Exercise aim » Could you write out the records below exactly as they appear?

Exercise data »

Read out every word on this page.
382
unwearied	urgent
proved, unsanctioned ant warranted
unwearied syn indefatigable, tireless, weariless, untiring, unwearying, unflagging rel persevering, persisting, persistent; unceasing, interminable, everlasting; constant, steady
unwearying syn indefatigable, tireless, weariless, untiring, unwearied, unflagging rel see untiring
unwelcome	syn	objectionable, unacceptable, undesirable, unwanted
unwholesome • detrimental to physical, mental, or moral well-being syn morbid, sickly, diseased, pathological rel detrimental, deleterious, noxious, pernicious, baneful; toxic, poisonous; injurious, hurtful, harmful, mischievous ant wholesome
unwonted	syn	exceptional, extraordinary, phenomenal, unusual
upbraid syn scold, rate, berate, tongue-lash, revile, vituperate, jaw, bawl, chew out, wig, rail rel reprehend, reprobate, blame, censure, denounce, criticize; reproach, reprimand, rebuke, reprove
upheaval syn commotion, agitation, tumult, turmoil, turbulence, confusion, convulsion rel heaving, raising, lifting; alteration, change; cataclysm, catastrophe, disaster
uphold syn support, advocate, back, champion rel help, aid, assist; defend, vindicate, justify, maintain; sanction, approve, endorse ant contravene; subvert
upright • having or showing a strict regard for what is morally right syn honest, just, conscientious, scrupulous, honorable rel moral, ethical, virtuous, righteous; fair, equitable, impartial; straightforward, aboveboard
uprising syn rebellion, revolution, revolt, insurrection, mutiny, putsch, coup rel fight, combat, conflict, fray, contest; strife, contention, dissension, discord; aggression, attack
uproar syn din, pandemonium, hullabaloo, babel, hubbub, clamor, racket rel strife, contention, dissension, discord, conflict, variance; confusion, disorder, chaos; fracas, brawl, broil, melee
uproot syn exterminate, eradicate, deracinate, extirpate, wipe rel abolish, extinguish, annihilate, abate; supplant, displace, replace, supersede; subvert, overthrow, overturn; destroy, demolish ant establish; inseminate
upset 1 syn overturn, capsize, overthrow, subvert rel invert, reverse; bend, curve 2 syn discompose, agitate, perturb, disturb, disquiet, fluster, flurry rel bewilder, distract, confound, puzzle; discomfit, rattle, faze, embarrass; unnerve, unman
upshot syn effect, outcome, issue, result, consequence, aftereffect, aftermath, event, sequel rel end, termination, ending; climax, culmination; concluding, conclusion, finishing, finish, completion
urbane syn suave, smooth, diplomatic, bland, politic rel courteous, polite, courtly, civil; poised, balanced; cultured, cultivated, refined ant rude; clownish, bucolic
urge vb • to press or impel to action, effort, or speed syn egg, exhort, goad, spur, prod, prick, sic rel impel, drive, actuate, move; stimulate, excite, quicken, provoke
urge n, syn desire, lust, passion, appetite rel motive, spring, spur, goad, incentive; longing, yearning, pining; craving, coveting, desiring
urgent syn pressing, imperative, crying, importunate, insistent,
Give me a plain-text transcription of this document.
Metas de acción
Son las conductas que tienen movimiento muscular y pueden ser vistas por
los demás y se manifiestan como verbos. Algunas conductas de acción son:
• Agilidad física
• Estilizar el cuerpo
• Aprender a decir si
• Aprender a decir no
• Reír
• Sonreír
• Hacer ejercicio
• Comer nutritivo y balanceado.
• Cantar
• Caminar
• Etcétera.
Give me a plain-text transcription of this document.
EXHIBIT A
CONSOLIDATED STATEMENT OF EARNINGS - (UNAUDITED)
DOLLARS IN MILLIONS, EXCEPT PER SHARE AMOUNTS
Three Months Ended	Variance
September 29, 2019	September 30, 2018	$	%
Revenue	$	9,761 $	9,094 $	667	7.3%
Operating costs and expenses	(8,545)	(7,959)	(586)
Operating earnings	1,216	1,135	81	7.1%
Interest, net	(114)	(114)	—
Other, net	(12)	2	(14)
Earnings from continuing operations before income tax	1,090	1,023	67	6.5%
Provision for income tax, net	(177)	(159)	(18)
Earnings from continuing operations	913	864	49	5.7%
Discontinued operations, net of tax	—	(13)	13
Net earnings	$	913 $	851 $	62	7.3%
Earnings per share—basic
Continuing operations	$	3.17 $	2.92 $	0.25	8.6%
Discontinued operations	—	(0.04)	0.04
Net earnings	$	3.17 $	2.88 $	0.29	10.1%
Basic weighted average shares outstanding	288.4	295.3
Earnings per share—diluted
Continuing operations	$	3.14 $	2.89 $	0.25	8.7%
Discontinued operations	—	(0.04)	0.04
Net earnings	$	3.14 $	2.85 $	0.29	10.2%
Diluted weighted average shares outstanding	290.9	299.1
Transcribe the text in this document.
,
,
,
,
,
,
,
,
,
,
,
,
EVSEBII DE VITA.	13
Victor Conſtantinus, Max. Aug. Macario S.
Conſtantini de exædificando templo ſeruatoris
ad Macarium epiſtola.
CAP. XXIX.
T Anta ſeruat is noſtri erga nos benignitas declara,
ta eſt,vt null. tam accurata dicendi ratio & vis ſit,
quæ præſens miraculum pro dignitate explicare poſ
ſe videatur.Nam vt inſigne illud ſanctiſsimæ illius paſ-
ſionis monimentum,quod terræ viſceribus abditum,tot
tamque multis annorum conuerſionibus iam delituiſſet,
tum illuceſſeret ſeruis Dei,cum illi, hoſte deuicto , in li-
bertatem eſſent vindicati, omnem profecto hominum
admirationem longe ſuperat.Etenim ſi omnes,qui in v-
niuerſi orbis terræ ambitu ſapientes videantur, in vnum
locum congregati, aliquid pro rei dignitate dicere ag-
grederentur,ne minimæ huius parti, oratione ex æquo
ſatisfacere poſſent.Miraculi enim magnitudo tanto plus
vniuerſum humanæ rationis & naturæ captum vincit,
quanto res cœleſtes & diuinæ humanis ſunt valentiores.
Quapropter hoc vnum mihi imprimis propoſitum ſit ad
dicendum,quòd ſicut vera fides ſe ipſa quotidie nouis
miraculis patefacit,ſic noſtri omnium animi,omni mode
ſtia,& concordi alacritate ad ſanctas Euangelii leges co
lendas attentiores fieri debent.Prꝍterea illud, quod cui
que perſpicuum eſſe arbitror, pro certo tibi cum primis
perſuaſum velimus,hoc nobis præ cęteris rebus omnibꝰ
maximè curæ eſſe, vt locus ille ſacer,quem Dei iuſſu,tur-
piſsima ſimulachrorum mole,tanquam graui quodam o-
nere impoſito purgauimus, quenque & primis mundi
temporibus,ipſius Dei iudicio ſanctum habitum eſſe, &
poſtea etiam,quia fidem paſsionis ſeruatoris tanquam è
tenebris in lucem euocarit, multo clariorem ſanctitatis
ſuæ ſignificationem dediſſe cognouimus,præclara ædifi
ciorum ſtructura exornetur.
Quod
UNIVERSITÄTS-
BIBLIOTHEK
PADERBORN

Exercise response »
Read out every word on this page.
382
unwearied	urgent
proved, unsanctioned ant warranted
unwearied syn indefatigable, tireless, weariless, untiring, unwearying, unflagging rel persevering, persisting, persistent; unceasing, interminable, everlasting; constant, steady
unwearying syn indefatigable, tireless, weariless, untiring, unwearied, unflagging rel see untiring
unwelcome	syn	objectionable, unacceptable, undesirable, unwanted
unwholesome • detrimental to physical, mental, or moral well-being syn morbid, sickly, diseased, pathological rel detrimental, deleterious, noxious, pernicious, baneful; toxic, poisonous; injurious, hurtful, harmful, mischievous ant wholesome
unwonted	syn	exceptional, extraordinary, phenomenal, unusual
upbraid syn scold, rate, berate, tongue-lash, revile, vituperate, jaw, bawl, chew out, wig, rail rel reprehend, reprobate, blame, censure, denounce, criticize; reproach, reprimand, rebuke, reprove
upheaval syn commotion, agitation, tumult, turmoil, turbulence, confusion, convulsion rel heaving, raising, lifting; alteration, change; cataclysm, catastrophe, disaster
uphold syn support, advocate, back, champion rel help, aid, assist; defend, vindicate, justify, maintain; sanction, approve, endorse ant contravene; subvert
upright • having or showing a strict regard for what is morally right syn honest, just, conscientious, scrupulous, honorable rel moral, ethical, virtuous, righteous; fair, equitable, impartial; straightforward, aboveboard
uprising syn rebellion, revolution, revolt, insurrection, mutiny, putsch, coup rel fight, combat, conflict, fray, contest; strife, contention, dissension, discord; aggression, attack
uproar syn din, pandemonium, hullabaloo, babel, hubbub, clamor, racket rel strife, contention, dissension, discord, conflict, variance; confusion, disorder, chaos; fracas, brawl, broil, melee
uproot syn exterminate, eradicate, deracinate, extirpate, wipe rel abolish, extinguish, annihilate, abate; supplant, displace, replace, supersede; subvert, overthrow, overturn; destroy, demolish ant establish; inseminate
upset 1 syn overturn, capsize, overthrow, subvert rel invert, reverse; bend, curve 2 syn discompose, agitate, perturb, disturb, disquiet, fluster, flurry rel bewilder, distract, confound, puzzle; discomfit, rattle, faze, embarrass; unnerve, unman
upshot syn effect, outcome, issue, result, consequence, aftereffect, aftermath, event, sequel rel end, termination, ending; climax, culmination; concluding, conclusion, finishing, finish, completion
urbane syn suave, smooth, diplomatic, bland, politic rel courteous, polite, courtly, civil; poised, balanced; cultured, cultivated, refined ant rude; clownish, bucolic
urge vb • to press or impel to action, effort, or speed syn egg, exhort, goad, spur, prod, prick, sic rel impel, drive, actuate, move; stimulate, excite, quicken, provoke
urge n, syn desire, lust, passion, appetite rel motive, spring, spur, goad, incentive; longing, yearning, pining; craving, coveting, desiring
urgent syn pressing, imperative, crying, importunate, insistent,
Give me a plain-text transcription of this document.
Metas de acción
Son las conductas que tienen movimiento muscular y pueden ser vistas por
los demás y se manifiestan como verbos. Algunas conductas de acción son:
• Agilidad física
• Estilizar el cuerpo
• Aprender a decir si
• Aprender a decir no
• Reír
• Sonreír
• Hacer ejercicio
• Comer nutritivo y balanceado.
• Cantar
• Caminar
• Etcétera.
Give me a plain-text transcription of this document.
EXHIBIT A
CONSOLIDATED STATEMENT OF EARNINGS - (UNAUDITED)
DOLLARS IN MILLIONS, EXCEPT PER SHARE AMOUNTS
Three Months Ended	Variance
September 29, 2019	September 30, 2018	$	%
Revenue	$	9,761 $	9,094 $	667	7.3%
Operating costs and expenses	(8,545)	(7,959)	(586)
Operating earnings	1,216	1,135	81	7.1%
Interest, net	(114)	(114)	—
Other, net	(12)	2	(14)
Earnings from continuing operations before income tax	1,090	1,023	67	6.5%
Provision for income tax, net	(177)	(159)	(18)
Earnings from continuing operations	913	864	49	5.7%
Discontinued operations, net of tax	—	(13)	13
Net earnings	$	913 $	851 $	62	7.3%
Earnings per share—basic
Continuing operations	$	3.17 $	2.92 $	0.25	8.6%
Discontinued operations	—	(0.04)	0.04
Net earnings	$	3.17 $	2.88 $	0.29	10.1%
Basic weighted average shares outstanding	288.4	295.3
Earnings per share—diluted
Continuing operations	$	3.14 $	2.89 $	0.25	8.7%
Discontinued operations	—	(0.04)	0.04
Net earnings	$	3.14 $	2.85 $	0.29	10.2%
Diluted weighted average shares outstanding	290.9	299.1
Transcribe the text in this document.
,
,
,
,
,
,
,
,
,
,
,
,
EVSEBII DE VITA.	13
Victor Conſtantinus, Max. Aug. Macario S.
Conſtantini de exædificando templo ſeruatoris
ad Macarium epiſtola.
CAP. XXIX.
T Anta ſeruat is noſtri erga nos benignitas declara,
ta eſt,vt null. tam accurata dicendi ratio & vis ſit,
quæ præſens miraculum pro dignitate explicare poſ
ſe videatur.Nam vt inſigne illud ſanctiſsimæ illius paſ-
ſionis monimentum,quod terræ viſceribus abditum,tot
tamque multis annorum conuerſionibus iam delituiſſet,
tum illuceſſeret ſeruis Dei,cum illi, hoſte deuicto , in li-
bertatem eſſent vindicati, omnem profecto hominum
admirationem longe ſuperat.Etenim ſi omnes,qui in v-
niuerſi orbis terræ ambitu ſapientes videantur, in vnum
locum congregati, aliquid pro rei dignitate dicere ag-
grederentur,ne minimæ huius parti, oratione ex æquo
ſatisfacere poſſent.Miraculi enim magnitudo tanto plus
vniuerſum humanæ rationis & naturæ captum vincit,
quanto res cœleſtes & diuinæ humanis ſunt valentiores.
Quapropter hoc vnum mihi imprimis propoſitum ſit ad
dicendum,quòd ſicut vera fides ſe ipſa quotidie nouis
miraculis patefacit,ſic noſtri omnium animi,omni mode
ſtia,& concordi alacritate ad ſanctas Euangelii leges co
lendas attentiores fieri debent.Prꝍterea illud, quod cui
que perſpicuum eſſe arbitror, pro certo tibi cum primis
perſuaſum velimus,hoc nobis præ cęteris rebus omnibꝰ
maximè curæ eſſe, vt locus ille ſacer,quem Dei iuſſu,tur-
piſsima ſimulachrorum mole,tanquam graui quodam o-
nere impoſito purgauimus, quenque & primis mundi
temporibus,ipſius Dei iudicio ſanctum habitum eſſe, &
poſtea etiam,quia fidem paſsionis ſeruatoris tanquam è
tenebris in lucem euocarit, multo clariorem ſanctitatis
ſuæ ſignificationem dediſſe cognouimus,præclara ædifi
ciorum ſtructura exornetur.
Quod
UNIVERSITÄTS-
BIBLIOTHEK
PADERBORN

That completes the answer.